* [Challenge]: Transcribe the full listing exactly, and drop every picture.

* [Data]:
====================
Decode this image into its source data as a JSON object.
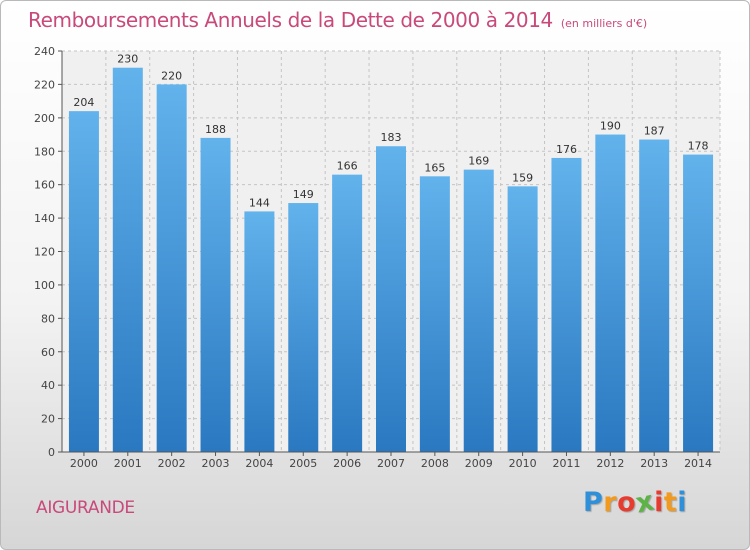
{
  "header": {
    "title": "Remboursements Annuels de la Dette de 2000 à 2014",
    "unit": "(en milliers d'€)"
  },
  "footer": {
    "city": "AIGURANDE",
    "logo_letters": [
      "P",
      "r",
      "o",
      "x",
      "i",
      "t",
      "i"
    ],
    "logo_colors": [
      "#2f8fd8",
      "#f29a1e",
      "#e63b2e",
      "#5db347",
      "#e63b2e",
      "#f29a1e",
      "#2f8fd8"
    ]
  },
  "colors": {
    "bar_top": "#62b2ec",
    "bar_bottom": "#2a78c0",
    "accent": "#c8497a"
  },
  "chart_data": {
    "type": "bar",
    "title": "Remboursements Annuels de la Dette de 2000 à 2014",
    "xlabel": "",
    "ylabel": "",
    "categories": [
      "2000",
      "2001",
      "2002",
      "2003",
      "2004",
      "2005",
      "2006",
      "2007",
      "2008",
      "2009",
      "2010",
      "2011",
      "2012",
      "2013",
      "2014"
    ],
    "values": [
      204,
      230,
      220,
      188,
      144,
      149,
      166,
      183,
      165,
      169,
      159,
      176,
      190,
      187,
      178
    ],
    "ylim": [
      0,
      240
    ],
    "yticks": [
      0,
      20,
      40,
      60,
      80,
      100,
      120,
      140,
      160,
      180,
      200,
      220,
      240
    ],
    "grid": true,
    "grid_style": "dashed"
  }
}
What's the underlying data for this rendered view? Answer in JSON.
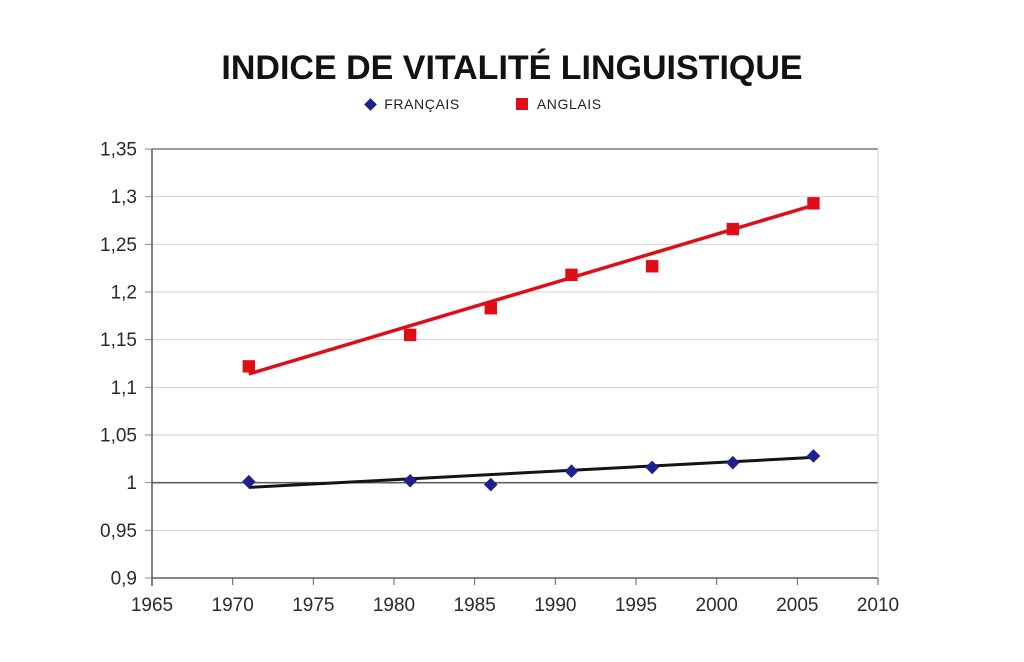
{
  "chart_data": {
    "type": "scatter",
    "title": "INDICE DE VITALITÉ LINGUISTIQUE",
    "x": [
      1971,
      1981,
      1986,
      1991,
      1996,
      2001,
      2006
    ],
    "series": [
      {
        "name": "FRANÇAIS",
        "color": "#1f1f8f",
        "marker": "diamond",
        "values": [
          1.001,
          1.002,
          0.998,
          1.012,
          1.016,
          1.021,
          1.028
        ],
        "trendline": {
          "color": "#141414",
          "x1": 1971,
          "y1": 0.995,
          "x2": 2006,
          "y2": 1.0265,
          "width": 3
        }
      },
      {
        "name": "ANGLAIS",
        "color": "#e00d17",
        "marker": "square",
        "values": [
          1.122,
          1.155,
          1.183,
          1.218,
          1.227,
          1.266,
          1.293
        ],
        "trendline": {
          "color": "#e00d17",
          "x1": 1971,
          "y1": 1.114,
          "x2": 2006,
          "y2": 1.291,
          "width": 3.5
        }
      }
    ],
    "xlim": [
      1965,
      2010
    ],
    "ylim": [
      0.9,
      1.35
    ],
    "x_ticks": [
      1965,
      1970,
      1975,
      1980,
      1985,
      1990,
      1995,
      2000,
      2005,
      2010
    ],
    "x_tick_labels": [
      "1965",
      "1970",
      "1975",
      "1980",
      "1985",
      "1990",
      "1995",
      "2000",
      "2005",
      "2010"
    ],
    "y_ticks": [
      0.9,
      0.95,
      1.0,
      1.05,
      1.1,
      1.15,
      1.2,
      1.25,
      1.3,
      1.35
    ],
    "y_tick_labels": [
      "0,9",
      "0,95",
      "1",
      "1,05",
      "1,1",
      "1,15",
      "1,2",
      "1,25",
      "1,3",
      "1,35"
    ],
    "grid": true,
    "legend_position": "top-center",
    "emphasized_gridline": 1.0,
    "colors": {
      "gridline": "#d2d2d2",
      "gridline_emphasized": "#5f5f5f",
      "plot_top_border": "#9a9ba1",
      "plot_right_border": "#d2d2d2",
      "axis_line": "#5f5f5f",
      "tick": "#8a8a8a",
      "background": "#ffffff",
      "title_color": "#121216"
    }
  }
}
====================
* [Reply to the task]:
Decode this image into its source data as a JSON object.
{
  "header": {
    "title": "Remboursements Annuels de la Dette de 2000 à 2014",
    "unit": "(en milliers d'€)"
  },
  "footer": {
    "city": "AIGURANDE",
    "logo_letters": [
      "P",
      "r",
      "o",
      "x",
      "i",
      "t",
      "i"
    ],
    "logo_colors": [
      "#2f8fd8",
      "#f29a1e",
      "#e63b2e",
      "#5db347",
      "#e63b2e",
      "#f29a1e",
      "#2f8fd8"
    ]
  },
  "colors": {
    "bar_top": "#62b2ec",
    "bar_bottom": "#2a78c0",
    "accent": "#c8497a"
  },
  "chart_data": {
    "type": "bar",
    "title": "Remboursements Annuels de la Dette de 2000 à 2014",
    "xlabel": "",
    "ylabel": "",
    "categories": [
      "2000",
      "2001",
      "2002",
      "2003",
      "2004",
      "2005",
      "2006",
      "2007",
      "2008",
      "2009",
      "2010",
      "2011",
      "2012",
      "2013",
      "2014"
    ],
    "values": [
      204,
      230,
      220,
      188,
      144,
      149,
      166,
      183,
      165,
      169,
      159,
      176,
      190,
      187,
      178
    ],
    "ylim": [
      0,
      240
    ],
    "yticks": [
      0,
      20,
      40,
      60,
      80,
      100,
      120,
      140,
      160,
      180,
      200,
      220,
      240
    ],
    "grid": true,
    "grid_style": "dashed"
  }
}
What's the underlying data for this rendered view? Answer in JSON.
{
  "chart_data": {
    "type": "scatter",
    "title": "INDICE DE VITALITÉ LINGUISTIQUE",
    "x": [
      1971,
      1981,
      1986,
      1991,
      1996,
      2001,
      2006
    ],
    "series": [
      {
        "name": "FRANÇAIS",
        "color": "#1f1f8f",
        "marker": "diamond",
        "values": [
          1.001,
          1.002,
          0.998,
          1.012,
          1.016,
          1.021,
          1.028
        ],
        "trendline": {
          "color": "#141414",
          "x1": 1971,
          "y1": 0.995,
          "x2": 2006,
          "y2": 1.0265,
          "width": 3
        }
      },
      {
        "name": "ANGLAIS",
        "color": "#e00d17",
        "marker": "square",
        "values": [
          1.122,
          1.155,
          1.183,
          1.218,
          1.227,
          1.266,
          1.293
        ],
        "trendline": {
          "color": "#e00d17",
          "x1": 1971,
          "y1": 1.114,
          "x2": 2006,
          "y2": 1.291,
          "width": 3.5
        }
      }
    ],
    "xlim": [
      1965,
      2010
    ],
    "ylim": [
      0.9,
      1.35
    ],
    "x_ticks": [
      1965,
      1970,
      1975,
      1980,
      1985,
      1990,
      1995,
      2000,
      2005,
      2010
    ],
    "x_tick_labels": [
      "1965",
      "1970",
      "1975",
      "1980",
      "1985",
      "1990",
      "1995",
      "2000",
      "2005",
      "2010"
    ],
    "y_ticks": [
      0.9,
      0.95,
      1.0,
      1.05,
      1.1,
      1.15,
      1.2,
      1.25,
      1.3,
      1.35
    ],
    "y_tick_labels": [
      "0,9",
      "0,95",
      "1",
      "1,05",
      "1,1",
      "1,15",
      "1,2",
      "1,25",
      "1,3",
      "1,35"
    ],
    "grid": true,
    "legend_position": "top-center",
    "emphasized_gridline": 1.0,
    "colors": {
      "gridline": "#d2d2d2",
      "gridline_emphasized": "#5f5f5f",
      "plot_top_border": "#9a9ba1",
      "plot_right_border": "#d2d2d2",
      "axis_line": "#5f5f5f",
      "tick": "#8a8a8a",
      "background": "#ffffff",
      "title_color": "#121216"
    }
  }
}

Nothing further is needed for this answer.